*Set problem*: Repeat every line below exactly as it reads.

*Supplied data*:
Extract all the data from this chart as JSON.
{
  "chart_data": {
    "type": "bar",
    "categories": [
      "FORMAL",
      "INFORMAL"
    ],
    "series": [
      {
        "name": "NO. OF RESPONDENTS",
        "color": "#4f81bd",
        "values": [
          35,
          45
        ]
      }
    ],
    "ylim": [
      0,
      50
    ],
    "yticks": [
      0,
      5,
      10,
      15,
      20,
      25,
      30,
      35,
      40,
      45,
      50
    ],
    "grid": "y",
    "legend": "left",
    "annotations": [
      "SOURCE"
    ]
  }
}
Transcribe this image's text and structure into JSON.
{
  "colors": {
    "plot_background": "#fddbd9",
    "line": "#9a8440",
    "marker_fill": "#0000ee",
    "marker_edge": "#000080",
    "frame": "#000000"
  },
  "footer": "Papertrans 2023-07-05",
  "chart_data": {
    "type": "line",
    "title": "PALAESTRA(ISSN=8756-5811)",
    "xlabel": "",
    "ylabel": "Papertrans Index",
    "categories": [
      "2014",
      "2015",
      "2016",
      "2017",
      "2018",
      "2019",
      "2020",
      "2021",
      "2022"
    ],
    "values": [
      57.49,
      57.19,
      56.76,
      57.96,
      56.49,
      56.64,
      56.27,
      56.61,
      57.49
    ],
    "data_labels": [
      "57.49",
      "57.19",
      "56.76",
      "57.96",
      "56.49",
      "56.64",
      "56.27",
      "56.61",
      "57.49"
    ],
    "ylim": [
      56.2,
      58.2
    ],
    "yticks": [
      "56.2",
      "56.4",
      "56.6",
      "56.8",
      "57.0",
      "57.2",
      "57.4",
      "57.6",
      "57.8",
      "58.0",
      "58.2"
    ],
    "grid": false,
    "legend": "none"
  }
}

*Result of this exercise*:
Extract all the data from this chart as JSON.
{
  "chart_data": {
    "type": "bar",
    "categories": [
      "FORMAL",
      "INFORMAL"
    ],
    "series": [
      {
        "name": "NO. OF RESPONDENTS",
        "color": "#4f81bd",
        "values": [
          35,
          45
        ]
      }
    ],
    "ylim": [
      0,
      50
    ],
    "yticks": [
      0,
      5,
      10,
      15,
      20,
      25,
      30,
      35,
      40,
      45,
      50
    ],
    "grid": "y",
    "legend": "left",
    "annotations": [
      "SOURCE"
    ]
  }
}
Transcribe this image's text and structure into JSON.
{
  "colors": {
    "plot_background": "#fddbd9",
    "line": "#9a8440",
    "marker_fill": "#0000ee",
    "marker_edge": "#000080",
    "frame": "#000000"
  },
  "footer": "Papertrans 2023-07-05",
  "chart_data": {
    "type": "line",
    "title": "PALAESTRA(ISSN=8756-5811)",
    "xlabel": "",
    "ylabel": "Papertrans Index",
    "categories": [
      "2014",
      "2015",
      "2016",
      "2017",
      "2018",
      "2019",
      "2020",
      "2021",
      "2022"
    ],
    "values": [
      57.49,
      57.19,
      56.76,
      57.96,
      56.49,
      56.64,
      56.27,
      56.61,
      57.49
    ],
    "data_labels": [
      "57.49",
      "57.19",
      "56.76",
      "57.96",
      "56.49",
      "56.64",
      "56.27",
      "56.61",
      "57.49"
    ],
    "ylim": [
      56.2,
      58.2
    ],
    "yticks": [
      "56.2",
      "56.4",
      "56.6",
      "56.8",
      "57.0",
      "57.2",
      "57.4",
      "57.6",
      "57.8",
      "58.0",
      "58.2"
    ],
    "grid": false,
    "legend": "none"
  }
}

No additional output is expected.